[Collected data entries]

# # # # #

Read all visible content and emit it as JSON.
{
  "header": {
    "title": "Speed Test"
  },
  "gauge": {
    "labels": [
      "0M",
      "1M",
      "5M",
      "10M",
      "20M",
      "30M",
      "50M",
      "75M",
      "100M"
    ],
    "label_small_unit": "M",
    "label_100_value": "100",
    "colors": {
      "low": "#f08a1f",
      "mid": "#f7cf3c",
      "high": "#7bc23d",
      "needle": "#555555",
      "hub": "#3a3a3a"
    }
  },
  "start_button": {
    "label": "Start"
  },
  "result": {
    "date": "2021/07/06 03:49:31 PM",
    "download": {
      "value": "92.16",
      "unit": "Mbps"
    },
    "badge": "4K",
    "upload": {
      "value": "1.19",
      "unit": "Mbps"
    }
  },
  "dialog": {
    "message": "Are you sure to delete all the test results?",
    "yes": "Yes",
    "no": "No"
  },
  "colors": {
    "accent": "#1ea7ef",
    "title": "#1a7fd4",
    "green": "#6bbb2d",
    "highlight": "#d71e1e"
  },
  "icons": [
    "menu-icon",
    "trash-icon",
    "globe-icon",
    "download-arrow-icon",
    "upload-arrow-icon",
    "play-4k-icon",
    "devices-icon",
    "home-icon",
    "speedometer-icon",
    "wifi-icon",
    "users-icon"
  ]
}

# # # # #

■ To be done
Out of the preceding entries, pull every line containing the string "arrow".

■ Task result
    "download-arrow-icon",
    "upload-arrow-icon",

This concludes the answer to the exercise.